LISTA DE ATIVIDADES:
1. Liste os meios de comunicação em que, segundo a notícia sobre apostas esportivas, a proposta proíbe anúncios.
2. Dê continuidade à notícia sobre apostas esportivas a partir do último parágrafo.

TEXTO EXTRAÍDO:
====================

Senado aprova em comissão projeto que proíbe publicidade de apostas esportivas e jogos on-line
Proposta segue para análise da Comissão de Constituição e Justiça e pode ampliar restrições ao setor
A Comissão de Ciência e Tecnologia (CCT) do Senado Federal aprovou, nesta quarta-feira (4), um projeto de lei que proíbe a publicidade, o patrocínio e a promoção de apostas esportivas e jogos on-line em todo o território nacional. De autoria do senador Randolfe Rodrigues (PT-AP), a proposta foi relatada pela senadora Damares Alves (Republicanos-DF) e segue agora para análise na Comissão de Constituição e Justiça (CCJ).
O texto altera a Lei das Apostas Esportivas, vetando ações de comunicação e publicidade relacionadas a apostas de quota fixa — modalidade em que o valor do prêmio é definido no momento da aposta.
A proibição abrange anúncios em rádio, televisão, jornais, revistas e redes sociais, além de patrocínios a eventos e clubes esportivos. Também estão vedadas formas indiretas de publicidade, como a inserção de marcas em programas de TV ou transmissões esportivas, e a pré-instalação de aplicativos de apostas em celulares, tablets e smart TVs.

====================

(Dados de análise de layout de documentos)
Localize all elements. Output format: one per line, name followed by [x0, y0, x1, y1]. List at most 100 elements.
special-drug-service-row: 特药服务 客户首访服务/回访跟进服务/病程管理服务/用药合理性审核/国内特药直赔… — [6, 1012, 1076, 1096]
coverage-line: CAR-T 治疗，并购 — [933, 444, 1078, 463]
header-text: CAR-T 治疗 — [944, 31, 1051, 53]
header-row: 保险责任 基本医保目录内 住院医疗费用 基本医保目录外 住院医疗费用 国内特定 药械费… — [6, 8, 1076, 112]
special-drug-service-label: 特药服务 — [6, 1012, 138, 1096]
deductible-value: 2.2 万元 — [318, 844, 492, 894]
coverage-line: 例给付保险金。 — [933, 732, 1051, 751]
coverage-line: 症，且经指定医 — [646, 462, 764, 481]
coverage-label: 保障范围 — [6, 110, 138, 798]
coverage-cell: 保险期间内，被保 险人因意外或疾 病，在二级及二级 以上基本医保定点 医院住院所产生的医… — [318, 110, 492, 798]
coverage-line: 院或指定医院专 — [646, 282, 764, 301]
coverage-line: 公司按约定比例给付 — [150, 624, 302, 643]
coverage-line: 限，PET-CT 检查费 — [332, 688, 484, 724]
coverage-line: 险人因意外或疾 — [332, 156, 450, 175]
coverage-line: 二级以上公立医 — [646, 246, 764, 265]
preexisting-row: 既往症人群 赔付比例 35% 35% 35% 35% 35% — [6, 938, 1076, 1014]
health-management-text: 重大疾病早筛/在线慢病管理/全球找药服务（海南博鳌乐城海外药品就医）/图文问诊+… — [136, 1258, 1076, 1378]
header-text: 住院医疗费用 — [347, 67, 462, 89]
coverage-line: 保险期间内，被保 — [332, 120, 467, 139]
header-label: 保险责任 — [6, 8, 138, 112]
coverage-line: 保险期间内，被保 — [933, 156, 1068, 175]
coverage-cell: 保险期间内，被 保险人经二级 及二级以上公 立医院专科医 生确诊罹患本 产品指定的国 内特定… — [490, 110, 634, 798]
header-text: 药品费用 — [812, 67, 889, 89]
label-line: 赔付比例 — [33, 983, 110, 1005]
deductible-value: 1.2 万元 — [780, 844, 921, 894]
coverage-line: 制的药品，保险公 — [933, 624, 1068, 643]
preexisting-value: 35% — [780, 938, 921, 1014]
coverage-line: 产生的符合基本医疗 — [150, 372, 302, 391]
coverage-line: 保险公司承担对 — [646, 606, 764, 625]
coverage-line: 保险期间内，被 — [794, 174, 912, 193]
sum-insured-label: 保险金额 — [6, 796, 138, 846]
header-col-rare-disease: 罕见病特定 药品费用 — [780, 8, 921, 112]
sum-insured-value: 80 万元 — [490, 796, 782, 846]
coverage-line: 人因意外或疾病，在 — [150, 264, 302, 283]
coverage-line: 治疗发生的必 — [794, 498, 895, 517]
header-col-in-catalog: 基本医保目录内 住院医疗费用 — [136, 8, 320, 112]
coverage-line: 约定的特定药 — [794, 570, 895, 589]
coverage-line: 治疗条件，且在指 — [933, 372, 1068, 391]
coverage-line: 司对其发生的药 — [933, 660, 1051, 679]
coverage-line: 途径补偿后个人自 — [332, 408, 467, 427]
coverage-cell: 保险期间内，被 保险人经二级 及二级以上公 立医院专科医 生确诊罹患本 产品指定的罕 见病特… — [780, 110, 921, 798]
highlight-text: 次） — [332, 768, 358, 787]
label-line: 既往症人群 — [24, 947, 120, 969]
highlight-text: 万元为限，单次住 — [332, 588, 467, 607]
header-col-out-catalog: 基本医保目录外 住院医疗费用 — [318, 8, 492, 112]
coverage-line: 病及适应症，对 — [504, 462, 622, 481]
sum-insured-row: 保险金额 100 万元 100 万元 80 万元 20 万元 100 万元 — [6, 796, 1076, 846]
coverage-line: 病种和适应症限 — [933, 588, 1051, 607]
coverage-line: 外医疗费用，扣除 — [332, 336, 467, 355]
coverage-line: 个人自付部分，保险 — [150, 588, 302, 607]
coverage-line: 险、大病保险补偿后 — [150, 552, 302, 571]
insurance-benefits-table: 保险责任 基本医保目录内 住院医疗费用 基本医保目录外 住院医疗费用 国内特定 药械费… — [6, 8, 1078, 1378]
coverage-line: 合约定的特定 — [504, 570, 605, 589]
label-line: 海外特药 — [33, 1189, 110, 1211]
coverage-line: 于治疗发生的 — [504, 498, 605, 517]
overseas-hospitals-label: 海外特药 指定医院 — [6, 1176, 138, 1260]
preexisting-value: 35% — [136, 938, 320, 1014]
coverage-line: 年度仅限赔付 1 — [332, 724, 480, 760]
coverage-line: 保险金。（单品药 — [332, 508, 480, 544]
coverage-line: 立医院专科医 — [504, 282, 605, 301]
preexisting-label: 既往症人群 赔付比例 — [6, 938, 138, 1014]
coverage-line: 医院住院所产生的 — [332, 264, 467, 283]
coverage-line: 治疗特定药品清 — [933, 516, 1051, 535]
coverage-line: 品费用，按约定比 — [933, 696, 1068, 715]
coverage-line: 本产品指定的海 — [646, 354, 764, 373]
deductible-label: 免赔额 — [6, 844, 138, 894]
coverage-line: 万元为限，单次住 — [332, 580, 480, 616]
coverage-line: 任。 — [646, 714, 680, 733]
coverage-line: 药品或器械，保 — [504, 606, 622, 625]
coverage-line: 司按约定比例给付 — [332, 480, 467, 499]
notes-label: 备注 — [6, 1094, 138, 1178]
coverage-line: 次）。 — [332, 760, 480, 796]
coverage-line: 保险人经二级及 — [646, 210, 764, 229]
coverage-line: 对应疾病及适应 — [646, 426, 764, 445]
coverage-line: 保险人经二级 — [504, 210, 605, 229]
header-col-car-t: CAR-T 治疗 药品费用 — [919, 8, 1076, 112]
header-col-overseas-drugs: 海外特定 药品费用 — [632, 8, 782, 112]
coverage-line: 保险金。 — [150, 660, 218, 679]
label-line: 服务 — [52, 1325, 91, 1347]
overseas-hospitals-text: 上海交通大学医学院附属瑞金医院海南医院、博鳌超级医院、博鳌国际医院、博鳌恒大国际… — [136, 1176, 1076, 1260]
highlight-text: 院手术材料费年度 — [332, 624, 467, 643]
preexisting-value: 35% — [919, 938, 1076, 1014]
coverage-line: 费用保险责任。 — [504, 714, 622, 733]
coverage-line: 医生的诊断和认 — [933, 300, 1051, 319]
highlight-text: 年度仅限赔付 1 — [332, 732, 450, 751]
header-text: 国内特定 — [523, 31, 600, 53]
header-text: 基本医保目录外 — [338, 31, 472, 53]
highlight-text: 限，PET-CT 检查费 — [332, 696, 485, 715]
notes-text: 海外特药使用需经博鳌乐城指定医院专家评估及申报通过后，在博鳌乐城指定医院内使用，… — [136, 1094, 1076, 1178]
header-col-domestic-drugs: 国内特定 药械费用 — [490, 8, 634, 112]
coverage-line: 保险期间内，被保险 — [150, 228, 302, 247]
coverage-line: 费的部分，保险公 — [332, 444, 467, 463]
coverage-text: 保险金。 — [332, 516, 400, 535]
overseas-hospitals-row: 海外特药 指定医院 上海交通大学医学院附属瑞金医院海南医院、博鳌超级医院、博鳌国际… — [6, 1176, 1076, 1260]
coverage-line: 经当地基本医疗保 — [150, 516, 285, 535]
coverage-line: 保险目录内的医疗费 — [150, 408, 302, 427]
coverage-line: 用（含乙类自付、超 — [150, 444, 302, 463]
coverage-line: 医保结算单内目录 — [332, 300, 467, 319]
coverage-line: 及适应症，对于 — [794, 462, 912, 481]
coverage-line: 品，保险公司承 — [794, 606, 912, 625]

====================

RESPOSTAS NUMERADAS:
1. Rádio, televisão, jornais, revistas e redes sociais.

2.
Em caso de descumprimento, as penalidades previstas incluem advertência, multas que variam de R$ 5 mil a R$ 10 milhões, suspensão e até cassação da autorização para operar apostas de quota fixa. As sanções podem ser aplicadas de forma cumulativa.
Segundo o presidente da CCT, senador Flávio Arns (PSB-PR), há um acordo com a CCJ para que outros projetos sobre o mesmo tema sejam apensados à proposta aprovada, ampliando o escopo do debate.
"Foi feita uma ampla discussão dessa situação em dezembro aqui na comissão. Chegou-se à conclusão de que este projeto de lei seria apensado aos demais em tramitação na CCJ. Apensados, será sugerida ao presidente Otto Alencar a criação de uma comissão para aprofundar o tema, com audiências e debates", explicou Arns.